## start Given passage

Lightning-AI / pytorch-lightning

Pretrain, finetune ANY AI model of ANY size on multiple GPUs, TPUs with zero code changes.
https://lightning.ai
Apache License 2.0
28.35k stars 3.38k forks source link

Cross validation feature #839

Closed BraveDistribution closed 2 years ago

BraveDistribution commented 4 years ago

🚀 Feature

Cross-Validation is a crucial model validation techniques for assessing how the model generalizes on new data.

Motivation

Research papers usually require cross-validation. From my point of view, this kind of feature would simplify the work of researches.

Pitch

I want to pass a parameter to the Trainer object to specify that I want to train the model on K-folds.

In the case that nobody wants to make a PR, I can start working on that.

GabrielePicco commented 3 years ago

This is my custom wrapper solution using scikit-learn K-fold that perform cross validation with datamodule:

from sklearn.model_selection import KFold
from torch.utils.data import ConcatDataset, Subset, DataLoader

data_set = ConcatDataset([data_module.train_dataloader().dataset,
                              data_module.val_dataloader().dataset,
                              data_module.test_dataloader().dataset])

## end Given passage

What you should do:
Answer these about the cross validation issue thread:
1. What number does the cross validation feature request carry?
2. What does the person who opened the request want to pass to the Trainer object?
3. Whose K-fold does the custom wrapper posted by GabrielePicco use?

## start Data lines

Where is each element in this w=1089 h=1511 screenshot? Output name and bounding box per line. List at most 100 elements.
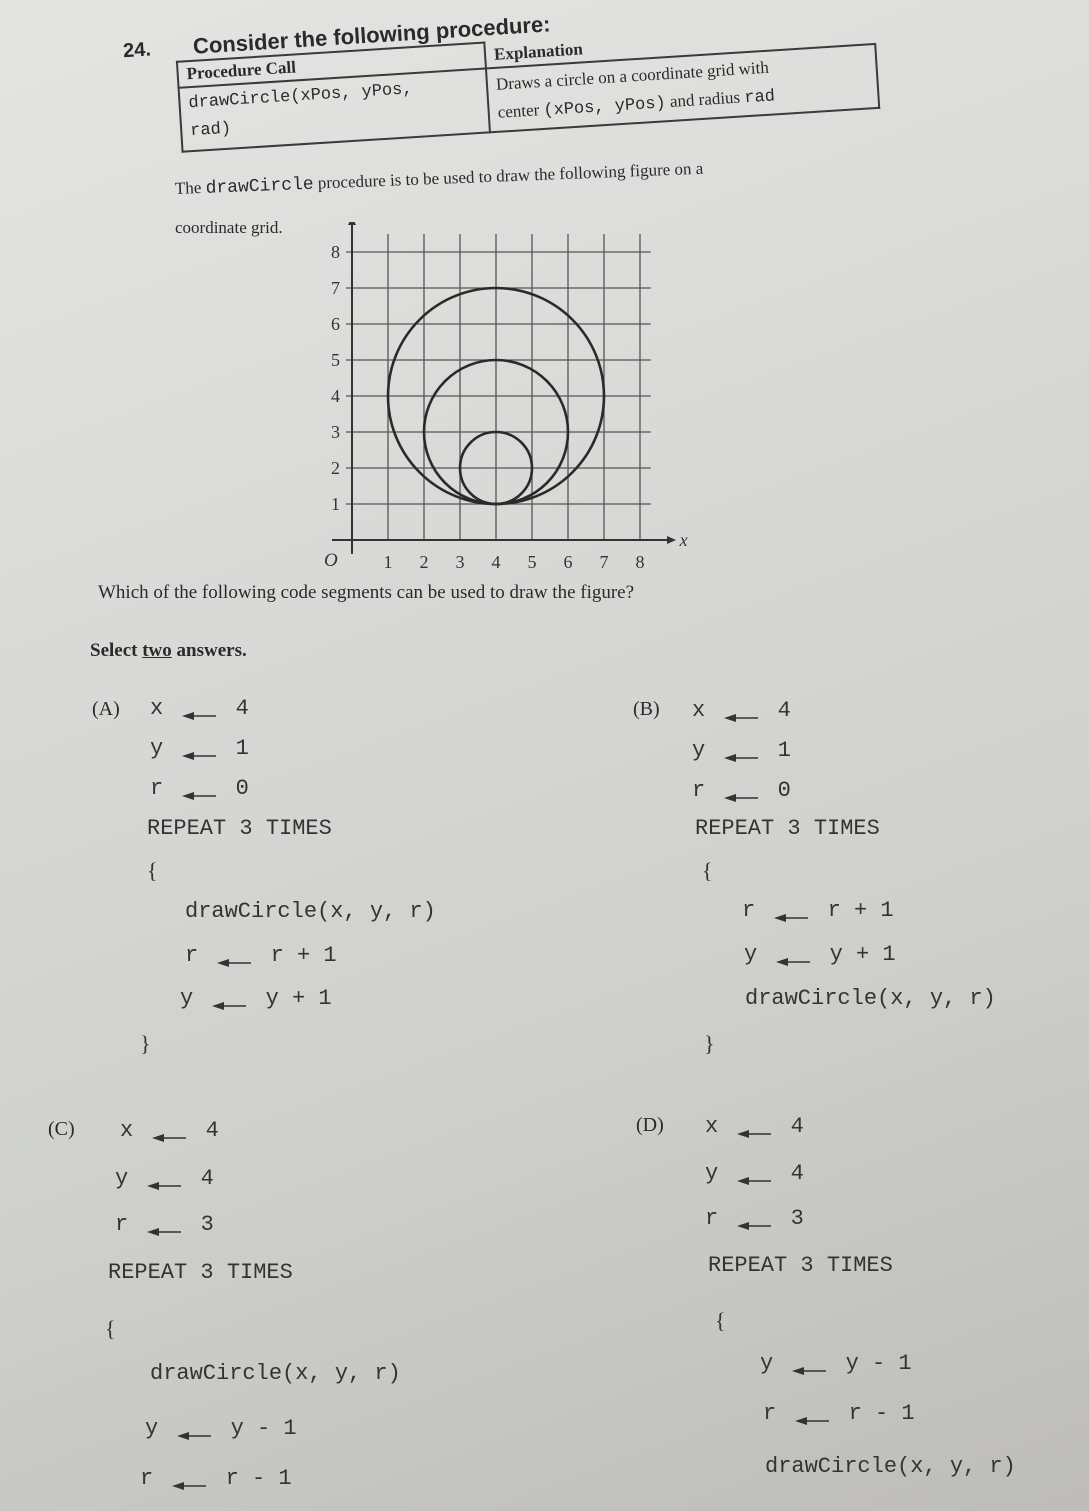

## end Data lines

Output for this exercise:
1. #839
2. A parameter saying that the model should be trained on K-folds.
3. scikit-learn's K-fold.